Output the records that follow, keeping every line exactly as it is.

Dataset records:
________________

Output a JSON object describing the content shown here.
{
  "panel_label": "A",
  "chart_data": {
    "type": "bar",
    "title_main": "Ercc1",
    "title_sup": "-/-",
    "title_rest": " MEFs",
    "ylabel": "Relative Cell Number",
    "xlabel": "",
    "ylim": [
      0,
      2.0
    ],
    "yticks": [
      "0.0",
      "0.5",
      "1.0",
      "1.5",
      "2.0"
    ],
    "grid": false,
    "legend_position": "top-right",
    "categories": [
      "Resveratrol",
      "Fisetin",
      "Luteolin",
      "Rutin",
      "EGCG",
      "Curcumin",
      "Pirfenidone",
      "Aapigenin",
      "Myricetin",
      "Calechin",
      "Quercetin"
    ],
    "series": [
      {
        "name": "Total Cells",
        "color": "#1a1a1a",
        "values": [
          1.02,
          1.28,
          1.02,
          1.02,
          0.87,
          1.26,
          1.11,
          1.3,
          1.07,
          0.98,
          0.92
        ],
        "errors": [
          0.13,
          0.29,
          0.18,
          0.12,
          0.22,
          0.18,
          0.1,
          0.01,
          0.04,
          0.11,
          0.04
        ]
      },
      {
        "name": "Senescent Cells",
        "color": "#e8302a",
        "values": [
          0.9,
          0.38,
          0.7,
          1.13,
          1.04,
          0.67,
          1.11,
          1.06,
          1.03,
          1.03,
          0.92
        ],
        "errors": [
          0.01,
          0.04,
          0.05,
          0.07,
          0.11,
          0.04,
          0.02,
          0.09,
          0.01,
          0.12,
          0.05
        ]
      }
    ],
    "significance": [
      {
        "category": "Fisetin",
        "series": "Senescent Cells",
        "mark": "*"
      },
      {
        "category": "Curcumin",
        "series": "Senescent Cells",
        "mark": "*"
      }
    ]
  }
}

________________

Answer section:
Output a JSON object describing the content shown here.
{
  "panel_label": "A",
  "chart_data": {
    "type": "bar",
    "title_main": "Ercc1",
    "title_sup": "-/-",
    "title_rest": " MEFs",
    "ylabel": "Relative Cell Number",
    "xlabel": "",
    "ylim": [
      0,
      2.0
    ],
    "yticks": [
      "0.0",
      "0.5",
      "1.0",
      "1.5",
      "2.0"
    ],
    "grid": false,
    "legend_position": "top-right",
    "categories": [
      "Resveratrol",
      "Fisetin",
      "Luteolin",
      "Rutin",
      "EGCG",
      "Curcumin",
      "Pirfenidone",
      "Aapigenin",
      "Myricetin",
      "Calechin",
      "Quercetin"
    ],
    "series": [
      {
        "name": "Total Cells",
        "color": "#1a1a1a",
        "values": [
          1.02,
          1.28,
          1.02,
          1.02,
          0.87,
          1.26,
          1.11,
          1.3,
          1.07,
          0.98,
          0.92
        ],
        "errors": [
          0.13,
          0.29,
          0.18,
          0.12,
          0.22,
          0.18,
          0.1,
          0.01,
          0.04,
          0.11,
          0.04
        ]
      },
      {
        "name": "Senescent Cells",
        "color": "#e8302a",
        "values": [
          0.9,
          0.38,
          0.7,
          1.13,
          1.04,
          0.67,
          1.11,
          1.06,
          1.03,
          1.03,
          0.92
        ],
        "errors": [
          0.01,
          0.04,
          0.05,
          0.07,
          0.11,
          0.04,
          0.02,
          0.09,
          0.01,
          0.12,
          0.05
        ]
      }
    ],
    "significance": [
      {
        "category": "Fisetin",
        "series": "Senescent Cells",
        "mark": "*"
      },
      {
        "category": "Curcumin",
        "series": "Senescent Cells",
        "mark": "*"
      }
    ]
  }
}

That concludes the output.